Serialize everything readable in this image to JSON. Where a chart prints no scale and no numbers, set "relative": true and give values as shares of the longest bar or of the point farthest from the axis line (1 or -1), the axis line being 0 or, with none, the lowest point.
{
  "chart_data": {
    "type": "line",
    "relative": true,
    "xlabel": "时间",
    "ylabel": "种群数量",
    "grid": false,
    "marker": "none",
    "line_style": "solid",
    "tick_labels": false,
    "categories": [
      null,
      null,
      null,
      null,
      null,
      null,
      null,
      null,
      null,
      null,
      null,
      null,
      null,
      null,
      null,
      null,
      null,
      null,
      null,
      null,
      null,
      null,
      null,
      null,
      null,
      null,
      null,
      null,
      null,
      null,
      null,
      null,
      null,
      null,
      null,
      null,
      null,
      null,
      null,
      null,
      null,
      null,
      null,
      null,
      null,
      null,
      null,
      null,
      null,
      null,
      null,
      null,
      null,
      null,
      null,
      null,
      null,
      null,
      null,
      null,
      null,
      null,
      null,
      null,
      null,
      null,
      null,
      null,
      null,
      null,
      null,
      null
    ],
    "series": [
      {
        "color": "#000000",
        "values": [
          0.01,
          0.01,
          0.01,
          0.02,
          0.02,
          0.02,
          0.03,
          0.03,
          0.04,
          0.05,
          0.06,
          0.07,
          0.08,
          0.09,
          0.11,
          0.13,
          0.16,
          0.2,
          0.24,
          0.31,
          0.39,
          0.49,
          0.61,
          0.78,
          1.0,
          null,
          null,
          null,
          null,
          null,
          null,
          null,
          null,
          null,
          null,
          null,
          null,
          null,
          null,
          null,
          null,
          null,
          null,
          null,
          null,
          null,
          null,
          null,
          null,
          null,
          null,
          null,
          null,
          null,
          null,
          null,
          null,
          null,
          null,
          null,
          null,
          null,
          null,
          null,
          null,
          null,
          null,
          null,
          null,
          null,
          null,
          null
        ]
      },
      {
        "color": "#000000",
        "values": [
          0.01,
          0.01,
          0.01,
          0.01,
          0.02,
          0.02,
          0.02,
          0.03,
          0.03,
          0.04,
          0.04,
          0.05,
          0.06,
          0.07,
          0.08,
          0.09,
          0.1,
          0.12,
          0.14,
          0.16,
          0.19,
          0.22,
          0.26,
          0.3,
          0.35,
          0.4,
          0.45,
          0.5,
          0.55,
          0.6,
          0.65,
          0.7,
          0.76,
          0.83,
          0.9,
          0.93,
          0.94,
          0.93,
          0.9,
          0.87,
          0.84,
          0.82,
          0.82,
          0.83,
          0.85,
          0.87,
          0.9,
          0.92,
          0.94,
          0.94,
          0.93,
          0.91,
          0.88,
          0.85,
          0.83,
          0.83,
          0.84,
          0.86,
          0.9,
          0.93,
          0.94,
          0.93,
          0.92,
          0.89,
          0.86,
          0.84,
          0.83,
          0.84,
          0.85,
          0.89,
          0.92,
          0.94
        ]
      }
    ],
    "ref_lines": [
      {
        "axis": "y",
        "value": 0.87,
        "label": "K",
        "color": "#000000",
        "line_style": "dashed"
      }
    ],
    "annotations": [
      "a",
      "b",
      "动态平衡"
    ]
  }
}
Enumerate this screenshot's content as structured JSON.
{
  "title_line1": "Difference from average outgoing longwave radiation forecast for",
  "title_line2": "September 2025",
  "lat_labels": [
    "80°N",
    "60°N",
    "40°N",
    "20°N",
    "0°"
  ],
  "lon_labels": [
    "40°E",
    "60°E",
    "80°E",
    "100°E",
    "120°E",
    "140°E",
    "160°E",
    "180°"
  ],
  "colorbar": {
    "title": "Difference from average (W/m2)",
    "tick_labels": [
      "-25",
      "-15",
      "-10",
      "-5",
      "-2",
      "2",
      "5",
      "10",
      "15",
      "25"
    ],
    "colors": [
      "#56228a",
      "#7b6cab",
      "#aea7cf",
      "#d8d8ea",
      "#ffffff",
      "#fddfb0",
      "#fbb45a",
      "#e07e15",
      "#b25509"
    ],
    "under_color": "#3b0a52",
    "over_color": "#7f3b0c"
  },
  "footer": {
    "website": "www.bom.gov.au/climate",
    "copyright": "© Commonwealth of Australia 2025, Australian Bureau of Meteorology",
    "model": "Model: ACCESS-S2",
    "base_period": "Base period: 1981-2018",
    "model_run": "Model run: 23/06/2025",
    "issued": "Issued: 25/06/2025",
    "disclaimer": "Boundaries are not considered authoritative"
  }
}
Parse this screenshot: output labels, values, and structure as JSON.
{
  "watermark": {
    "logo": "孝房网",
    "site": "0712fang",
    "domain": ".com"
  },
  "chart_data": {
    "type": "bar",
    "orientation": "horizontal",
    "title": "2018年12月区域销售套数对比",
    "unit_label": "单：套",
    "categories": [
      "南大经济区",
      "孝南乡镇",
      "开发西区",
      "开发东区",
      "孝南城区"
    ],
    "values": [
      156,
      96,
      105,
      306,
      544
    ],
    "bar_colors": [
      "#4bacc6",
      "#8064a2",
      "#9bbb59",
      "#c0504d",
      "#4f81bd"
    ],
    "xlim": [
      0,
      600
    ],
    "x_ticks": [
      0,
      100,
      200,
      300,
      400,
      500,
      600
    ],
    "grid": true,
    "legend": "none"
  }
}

###

## PROBLEM STATEMENT
Reproduce the full listing exactly.

## SOLVED PROBLEM
Serialize everything readable in this image to JSON. Where a chart prints no scale and no numbers, set "relative": true and give values as shares of the longest bar or of the point farthest from the axis line (1 or -1), the axis line being 0 or, with none, the lowest point.
{
  "chart_data": {
    "type": "line",
    "relative": true,
    "xlabel": "时间",
    "ylabel": "种群数量",
    "grid": false,
    "marker": "none",
    "line_style": "solid",
    "tick_labels": false,
    "categories": [
      null,
      null,
      null,
      null,
      null,
      null,
      null,
      null,
      null,
      null,
      null,
      null,
      null,
      null,
      null,
      null,
      null,
      null,
      null,
      null,
      null,
      null,
      null,
      null,
      null,
      null,
      null,
      null,
      null,
      null,
      null,
      null,
      null,
      null,
      null,
      null,
      null,
      null,
      null,
      null,
      null,
      null,
      null,
      null,
      null,
      null,
      null,
      null,
      null,
      null,
      null,
      null,
      null,
      null,
      null,
      null,
      null,
      null,
      null,
      null,
      null,
      null,
      null,
      null,
      null,
      null,
      null,
      null,
      null,
      null,
      null,
      null
    ],
    "series": [
      {
        "color": "#000000",
        "values": [
          0.01,
          0.01,
          0.01,
          0.02,
          0.02,
          0.02,
          0.03,
          0.03,
          0.04,
          0.05,
          0.06,
          0.07,
          0.08,
          0.09,
          0.11,
          0.13,
          0.16,
          0.2,
          0.24,
          0.31,
          0.39,
          0.49,
          0.61,
          0.78,
          1.0,
          null,
          null,
          null,
          null,
          null,
          null,
          null,
          null,
          null,
          null,
          null,
          null,
          null,
          null,
          null,
          null,
          null,
          null,
          null,
          null,
          null,
          null,
          null,
          null,
          null,
          null,
          null,
          null,
          null,
          null,
          null,
          null,
          null,
          null,
          null,
          null,
          null,
          null,
          null,
          null,
          null,
          null,
          null,
          null,
          null,
          null,
          null
        ]
      },
      {
        "color": "#000000",
        "values": [
          0.01,
          0.01,
          0.01,
          0.01,
          0.02,
          0.02,
          0.02,
          0.03,
          0.03,
          0.04,
          0.04,
          0.05,
          0.06,
          0.07,
          0.08,
          0.09,
          0.1,
          0.12,
          0.14,
          0.16,
          0.19,
          0.22,
          0.26,
          0.3,
          0.35,
          0.4,
          0.45,
          0.5,
          0.55,
          0.6,
          0.65,
          0.7,
          0.76,
          0.83,
          0.9,
          0.93,
          0.94,
          0.93,
          0.9,
          0.87,
          0.84,
          0.82,
          0.82,
          0.83,
          0.85,
          0.87,
          0.9,
          0.92,
          0.94,
          0.94,
          0.93,
          0.91,
          0.88,
          0.85,
          0.83,
          0.83,
          0.84,
          0.86,
          0.9,
          0.93,
          0.94,
          0.93,
          0.92,
          0.89,
          0.86,
          0.84,
          0.83,
          0.84,
          0.85,
          0.89,
          0.92,
          0.94
        ]
      }
    ],
    "ref_lines": [
      {
        "axis": "y",
        "value": 0.87,
        "label": "K",
        "color": "#000000",
        "line_style": "dashed"
      }
    ],
    "annotations": [
      "a",
      "b",
      "动态平衡"
    ]
  }
}
Enumerate this screenshot's content as structured JSON.
{
  "title_line1": "Difference from average outgoing longwave radiation forecast for",
  "title_line2": "September 2025",
  "lat_labels": [
    "80°N",
    "60°N",
    "40°N",
    "20°N",
    "0°"
  ],
  "lon_labels": [
    "40°E",
    "60°E",
    "80°E",
    "100°E",
    "120°E",
    "140°E",
    "160°E",
    "180°"
  ],
  "colorbar": {
    "title": "Difference from average (W/m2)",
    "tick_labels": [
      "-25",
      "-15",
      "-10",
      "-5",
      "-2",
      "2",
      "5",
      "10",
      "15",
      "25"
    ],
    "colors": [
      "#56228a",
      "#7b6cab",
      "#aea7cf",
      "#d8d8ea",
      "#ffffff",
      "#fddfb0",
      "#fbb45a",
      "#e07e15",
      "#b25509"
    ],
    "under_color": "#3b0a52",
    "over_color": "#7f3b0c"
  },
  "footer": {
    "website": "www.bom.gov.au/climate",
    "copyright": "© Commonwealth of Australia 2025, Australian Bureau of Meteorology",
    "model": "Model: ACCESS-S2",
    "base_period": "Base period: 1981-2018",
    "model_run": "Model run: 23/06/2025",
    "issued": "Issued: 25/06/2025",
    "disclaimer": "Boundaries are not considered authoritative"
  }
}
Parse this screenshot: output labels, values, and structure as JSON.
{
  "watermark": {
    "logo": "孝房网",
    "site": "0712fang",
    "domain": ".com"
  },
  "chart_data": {
    "type": "bar",
    "orientation": "horizontal",
    "title": "2018年12月区域销售套数对比",
    "unit_label": "单：套",
    "categories": [
      "南大经济区",
      "孝南乡镇",
      "开发西区",
      "开发东区",
      "孝南城区"
    ],
    "values": [
      156,
      96,
      105,
      306,
      544
    ],
    "bar_colors": [
      "#4bacc6",
      "#8064a2",
      "#9bbb59",
      "#c0504d",
      "#4f81bd"
    ],
    "xlim": [
      0,
      600
    ],
    "x_ticks": [
      0,
      100,
      200,
      300,
      400,
      500,
      600
    ],
    "grid": true,
    "legend": "none"
  }
}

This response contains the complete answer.